[Records]
start
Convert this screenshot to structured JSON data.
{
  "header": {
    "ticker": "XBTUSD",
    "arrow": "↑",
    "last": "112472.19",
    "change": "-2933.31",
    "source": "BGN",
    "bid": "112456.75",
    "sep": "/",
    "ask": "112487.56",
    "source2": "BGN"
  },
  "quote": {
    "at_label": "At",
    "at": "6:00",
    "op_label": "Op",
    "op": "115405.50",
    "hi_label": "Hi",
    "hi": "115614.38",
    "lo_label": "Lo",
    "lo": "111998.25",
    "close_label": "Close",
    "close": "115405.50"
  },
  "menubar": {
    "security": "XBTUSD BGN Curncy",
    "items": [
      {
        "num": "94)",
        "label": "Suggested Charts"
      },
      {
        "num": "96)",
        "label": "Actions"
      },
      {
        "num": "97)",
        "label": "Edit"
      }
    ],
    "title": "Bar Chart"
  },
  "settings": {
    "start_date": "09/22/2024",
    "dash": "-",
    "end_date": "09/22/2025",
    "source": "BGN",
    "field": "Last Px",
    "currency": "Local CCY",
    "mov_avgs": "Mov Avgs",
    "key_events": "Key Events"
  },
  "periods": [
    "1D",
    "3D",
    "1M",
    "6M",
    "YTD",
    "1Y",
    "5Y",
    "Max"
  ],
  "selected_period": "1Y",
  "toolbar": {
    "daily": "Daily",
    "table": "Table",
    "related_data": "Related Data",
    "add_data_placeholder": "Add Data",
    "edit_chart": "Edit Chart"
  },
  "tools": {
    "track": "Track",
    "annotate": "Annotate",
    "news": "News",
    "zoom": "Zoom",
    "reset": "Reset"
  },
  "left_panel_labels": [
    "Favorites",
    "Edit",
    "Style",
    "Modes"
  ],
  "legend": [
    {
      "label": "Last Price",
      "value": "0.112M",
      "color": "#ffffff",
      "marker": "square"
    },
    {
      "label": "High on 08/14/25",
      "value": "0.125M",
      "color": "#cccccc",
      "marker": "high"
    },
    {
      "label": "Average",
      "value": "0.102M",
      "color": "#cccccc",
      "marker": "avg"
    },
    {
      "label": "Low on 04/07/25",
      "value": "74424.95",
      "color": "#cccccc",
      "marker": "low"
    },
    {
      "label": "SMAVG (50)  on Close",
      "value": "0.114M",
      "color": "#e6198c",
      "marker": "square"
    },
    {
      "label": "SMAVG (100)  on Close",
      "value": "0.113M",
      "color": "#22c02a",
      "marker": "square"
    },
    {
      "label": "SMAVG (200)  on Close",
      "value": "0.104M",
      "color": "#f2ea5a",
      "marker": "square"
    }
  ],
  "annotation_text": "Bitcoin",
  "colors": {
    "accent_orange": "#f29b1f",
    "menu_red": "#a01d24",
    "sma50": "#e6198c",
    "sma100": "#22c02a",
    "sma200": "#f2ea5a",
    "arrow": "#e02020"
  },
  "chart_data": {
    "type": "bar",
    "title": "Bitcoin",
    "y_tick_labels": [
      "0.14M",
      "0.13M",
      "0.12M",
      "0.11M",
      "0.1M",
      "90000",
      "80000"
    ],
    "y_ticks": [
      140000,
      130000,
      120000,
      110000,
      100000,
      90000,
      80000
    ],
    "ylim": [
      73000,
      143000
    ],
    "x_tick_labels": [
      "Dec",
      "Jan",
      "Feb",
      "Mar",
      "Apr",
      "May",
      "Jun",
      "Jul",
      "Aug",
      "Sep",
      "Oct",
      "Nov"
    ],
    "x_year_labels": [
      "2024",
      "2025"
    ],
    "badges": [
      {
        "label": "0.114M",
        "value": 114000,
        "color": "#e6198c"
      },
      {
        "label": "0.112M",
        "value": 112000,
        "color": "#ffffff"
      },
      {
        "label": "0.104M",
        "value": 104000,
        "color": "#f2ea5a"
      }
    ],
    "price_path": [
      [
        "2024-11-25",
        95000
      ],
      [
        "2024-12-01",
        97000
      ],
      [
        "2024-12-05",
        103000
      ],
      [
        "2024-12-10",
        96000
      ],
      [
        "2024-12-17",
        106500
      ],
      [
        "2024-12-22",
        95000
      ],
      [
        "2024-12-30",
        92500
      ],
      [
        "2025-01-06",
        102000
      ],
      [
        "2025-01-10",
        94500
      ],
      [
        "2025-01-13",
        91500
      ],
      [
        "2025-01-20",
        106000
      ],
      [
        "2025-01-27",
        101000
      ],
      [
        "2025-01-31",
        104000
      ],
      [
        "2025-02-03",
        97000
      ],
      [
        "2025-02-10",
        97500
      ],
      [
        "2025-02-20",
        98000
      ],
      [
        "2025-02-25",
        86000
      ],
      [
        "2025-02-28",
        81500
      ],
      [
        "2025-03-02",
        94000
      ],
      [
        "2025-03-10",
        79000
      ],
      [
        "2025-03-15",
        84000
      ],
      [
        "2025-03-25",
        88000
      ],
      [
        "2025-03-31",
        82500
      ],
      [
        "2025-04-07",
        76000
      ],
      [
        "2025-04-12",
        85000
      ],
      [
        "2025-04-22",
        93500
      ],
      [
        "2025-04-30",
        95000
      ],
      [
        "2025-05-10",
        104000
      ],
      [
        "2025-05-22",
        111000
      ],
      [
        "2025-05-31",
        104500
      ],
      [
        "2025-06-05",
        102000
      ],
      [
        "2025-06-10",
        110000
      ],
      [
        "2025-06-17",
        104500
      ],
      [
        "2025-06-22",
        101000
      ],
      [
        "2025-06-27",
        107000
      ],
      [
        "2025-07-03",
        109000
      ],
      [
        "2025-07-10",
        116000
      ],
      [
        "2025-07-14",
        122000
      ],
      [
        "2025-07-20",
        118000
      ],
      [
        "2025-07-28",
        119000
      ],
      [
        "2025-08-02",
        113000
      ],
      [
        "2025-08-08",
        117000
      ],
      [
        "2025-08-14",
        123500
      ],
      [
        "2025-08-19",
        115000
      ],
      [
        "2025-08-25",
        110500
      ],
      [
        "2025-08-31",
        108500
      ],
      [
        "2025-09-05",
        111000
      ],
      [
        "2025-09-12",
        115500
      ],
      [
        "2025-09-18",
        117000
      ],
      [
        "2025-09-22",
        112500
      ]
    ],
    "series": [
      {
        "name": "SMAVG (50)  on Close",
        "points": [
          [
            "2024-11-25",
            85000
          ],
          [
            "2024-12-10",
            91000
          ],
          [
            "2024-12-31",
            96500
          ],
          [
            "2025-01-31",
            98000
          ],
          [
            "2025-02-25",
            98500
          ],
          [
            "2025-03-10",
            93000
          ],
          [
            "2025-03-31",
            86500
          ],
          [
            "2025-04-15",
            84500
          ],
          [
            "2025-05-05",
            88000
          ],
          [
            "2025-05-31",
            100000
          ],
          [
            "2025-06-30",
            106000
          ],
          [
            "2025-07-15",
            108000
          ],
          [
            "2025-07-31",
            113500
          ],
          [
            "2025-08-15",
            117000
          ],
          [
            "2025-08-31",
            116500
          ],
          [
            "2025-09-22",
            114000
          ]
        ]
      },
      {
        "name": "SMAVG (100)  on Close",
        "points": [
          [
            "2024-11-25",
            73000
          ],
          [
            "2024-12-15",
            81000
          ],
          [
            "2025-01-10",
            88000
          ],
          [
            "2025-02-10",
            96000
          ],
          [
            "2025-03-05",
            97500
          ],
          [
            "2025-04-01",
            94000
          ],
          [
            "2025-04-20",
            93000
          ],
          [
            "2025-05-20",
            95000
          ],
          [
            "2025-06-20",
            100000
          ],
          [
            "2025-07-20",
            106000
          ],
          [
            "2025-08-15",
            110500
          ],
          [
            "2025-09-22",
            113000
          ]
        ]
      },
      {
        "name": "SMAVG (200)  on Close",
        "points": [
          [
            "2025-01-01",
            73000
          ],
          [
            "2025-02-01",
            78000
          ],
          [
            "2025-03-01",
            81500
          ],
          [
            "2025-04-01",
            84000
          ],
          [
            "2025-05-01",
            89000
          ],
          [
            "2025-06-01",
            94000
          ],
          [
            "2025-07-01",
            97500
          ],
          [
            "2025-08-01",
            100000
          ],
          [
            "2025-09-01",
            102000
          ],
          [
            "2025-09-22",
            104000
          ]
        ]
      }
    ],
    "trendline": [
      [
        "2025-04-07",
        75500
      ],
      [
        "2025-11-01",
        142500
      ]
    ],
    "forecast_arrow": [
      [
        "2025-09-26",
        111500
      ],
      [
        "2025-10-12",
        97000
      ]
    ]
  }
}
end
**Exercise goal**
In the entries above, some lines may contain the string "value"; report how many, without additional comment.

**Exercise result**
10